● **WHAT THE TASK ASKS**: Give the data below again exactly as it stands. Omit the pictures.

● **INFORMATION SHOWN**:
—————
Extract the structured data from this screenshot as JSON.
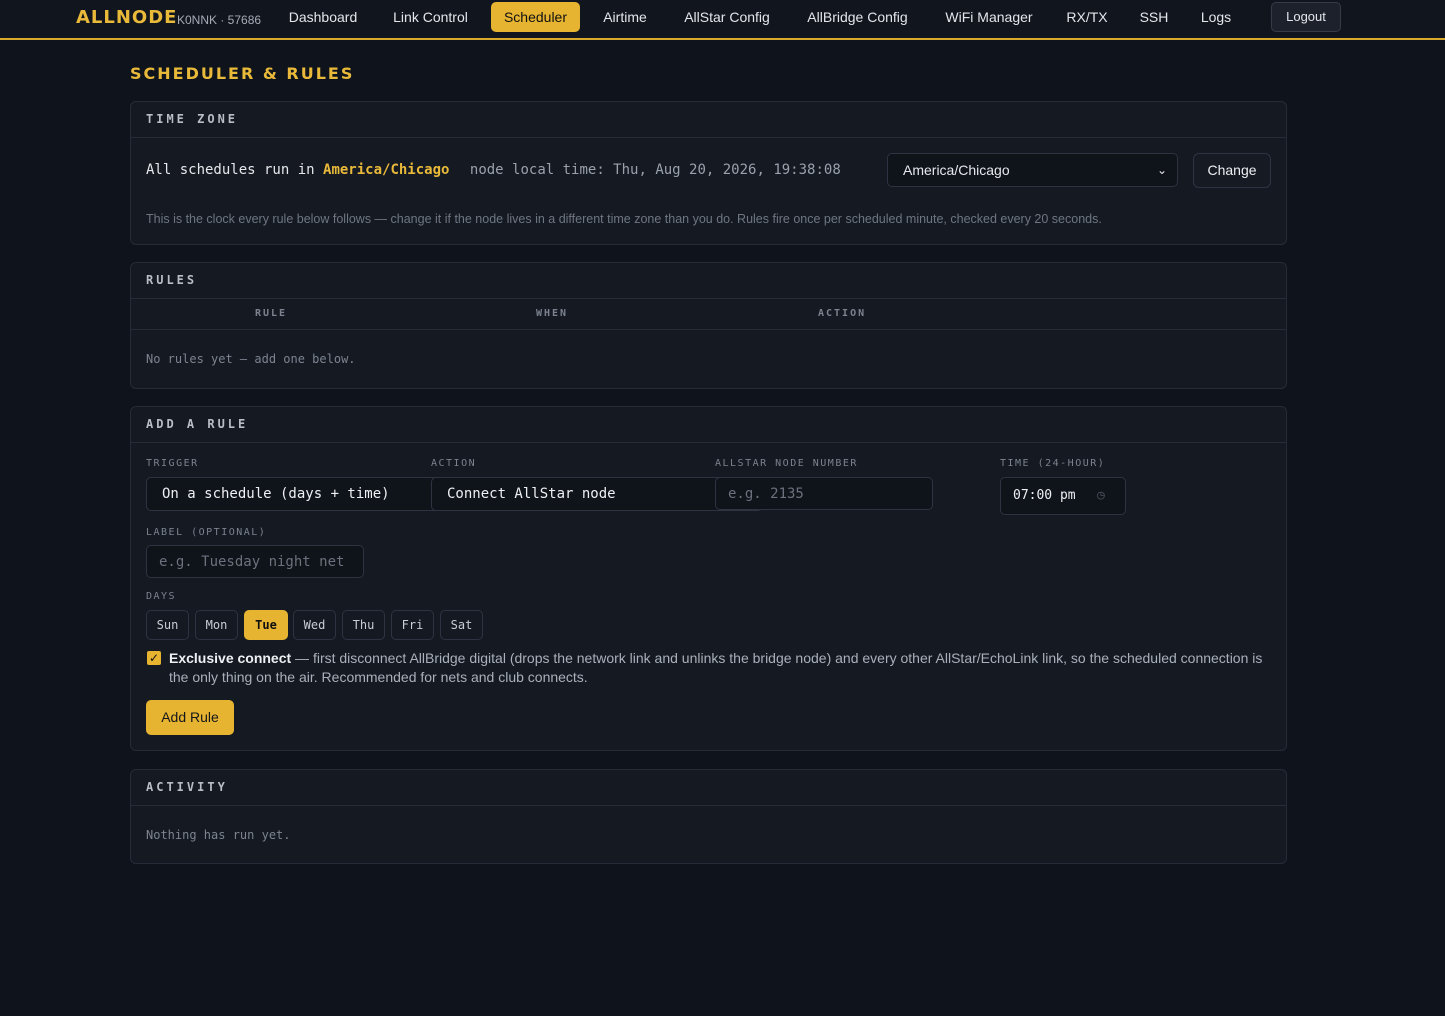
{
  "brand": {
    "name": "ALLNODE",
    "subtitle": "K0NNK · 57686"
  },
  "nav": {
    "items": [
      {
        "label": "Dashboard"
      },
      {
        "label": "Link Control"
      },
      {
        "label": "Scheduler",
        "active": true
      },
      {
        "label": "Airtime"
      },
      {
        "label": "AllStar Config"
      },
      {
        "label": "AllBridge Config"
      },
      {
        "label": "WiFi Manager"
      },
      {
        "label": "RX/TX"
      },
      {
        "label": "SSH"
      },
      {
        "label": "Logs"
      }
    ],
    "logout_label": "Logout"
  },
  "page_title": "SCHEDULER & RULES",
  "timezone": {
    "header": "TIME ZONE",
    "line_prefix": "All schedules run in",
    "city": "America/Chicago",
    "local_time": "node local time: Thu, Aug 20, 2026, 19:38:08",
    "select_value": "America/Chicago",
    "change_label": "Change",
    "hint": "This is the clock every rule below follows — change it if the node lives in a different time zone than you do. Rules fire once per scheduled minute, checked every 20 seconds."
  },
  "rules": {
    "header": "RULES",
    "columns": [
      "RULE",
      "WHEN",
      "ACTION"
    ],
    "empty": "No rules yet — add one below."
  },
  "add_rule": {
    "header": "ADD A RULE",
    "trigger_label": "TRIGGER",
    "trigger_value": "On a schedule (days + time)",
    "action_label": "ACTION",
    "action_value": "Connect AllStar node",
    "node_label": "ALLSTAR NODE NUMBER",
    "node_placeholder": "e.g. 2135",
    "time_label": "TIME (24-HOUR)",
    "time_value": "07:00 pm",
    "label_label": "LABEL (OPTIONAL)",
    "label_placeholder": "e.g. Tuesday night net",
    "days_label": "DAYS",
    "days": [
      {
        "label": "Sun",
        "selected": false
      },
      {
        "label": "Mon",
        "selected": false
      },
      {
        "label": "Tue",
        "selected": true
      },
      {
        "label": "Wed",
        "selected": false
      },
      {
        "label": "Thu",
        "selected": false
      },
      {
        "label": "Fri",
        "selected": false
      },
      {
        "label": "Sat",
        "selected": false
      }
    ],
    "exclusive_checked": true,
    "exclusive_title": "Exclusive connect",
    "exclusive_text": " — first disconnect AllBridge digital (drops the network link and unlinks the bridge node) and every other AllStar/EchoLink link, so the scheduled connection is the only thing on the air. Recommended for nets and club connects.",
    "submit_label": "Add Rule"
  },
  "activity": {
    "header": "ACTIVITY",
    "empty": "Nothing has run yet."
  },
  "colors": {
    "accent": "#e6b431",
    "background": "#0f131b",
    "panel": "#141922",
    "border": "#262c37"
  }
}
—————
● **SOLVED EXERCISE**:
Extract the structured data from this screenshot as JSON.
{
  "brand": {
    "name": "ALLNODE",
    "subtitle": "K0NNK · 57686"
  },
  "nav": {
    "items": [
      {
        "label": "Dashboard"
      },
      {
        "label": "Link Control"
      },
      {
        "label": "Scheduler",
        "active": true
      },
      {
        "label": "Airtime"
      },
      {
        "label": "AllStar Config"
      },
      {
        "label": "AllBridge Config"
      },
      {
        "label": "WiFi Manager"
      },
      {
        "label": "RX/TX"
      },
      {
        "label": "SSH"
      },
      {
        "label": "Logs"
      }
    ],
    "logout_label": "Logout"
  },
  "page_title": "SCHEDULER & RULES",
  "timezone": {
    "header": "TIME ZONE",
    "line_prefix": "All schedules run in",
    "city": "America/Chicago",
    "local_time": "node local time: Thu, Aug 20, 2026, 19:38:08",
    "select_value": "America/Chicago",
    "change_label": "Change",
    "hint": "This is the clock every rule below follows — change it if the node lives in a different time zone than you do. Rules fire once per scheduled minute, checked every 20 seconds."
  },
  "rules": {
    "header": "RULES",
    "columns": [
      "RULE",
      "WHEN",
      "ACTION"
    ],
    "empty": "No rules yet — add one below."
  },
  "add_rule": {
    "header": "ADD A RULE",
    "trigger_label": "TRIGGER",
    "trigger_value": "On a schedule (days + time)",
    "action_label": "ACTION",
    "action_value": "Connect AllStar node",
    "node_label": "ALLSTAR NODE NUMBER",
    "node_placeholder": "e.g. 2135",
    "time_label": "TIME (24-HOUR)",
    "time_value": "07:00 pm",
    "label_label": "LABEL (OPTIONAL)",
    "label_placeholder": "e.g. Tuesday night net",
    "days_label": "DAYS",
    "days": [
      {
        "label": "Sun",
        "selected": false
      },
      {
        "label": "Mon",
        "selected": false
      },
      {
        "label": "Tue",
        "selected": true
      },
      {
        "label": "Wed",
        "selected": false
      },
      {
        "label": "Thu",
        "selected": false
      },
      {
        "label": "Fri",
        "selected": false
      },
      {
        "label": "Sat",
        "selected": false
      }
    ],
    "exclusive_checked": true,
    "exclusive_title": "Exclusive connect",
    "exclusive_text": " — first disconnect AllBridge digital (drops the network link and unlinks the bridge node) and every other AllStar/EchoLink link, so the scheduled connection is the only thing on the air. Recommended for nets and club connects.",
    "submit_label": "Add Rule"
  },
  "activity": {
    "header": "ACTIVITY",
    "empty": "Nothing has run yet."
  },
  "colors": {
    "accent": "#e6b431",
    "background": "#0f131b",
    "panel": "#141922",
    "border": "#262c37"
  }
}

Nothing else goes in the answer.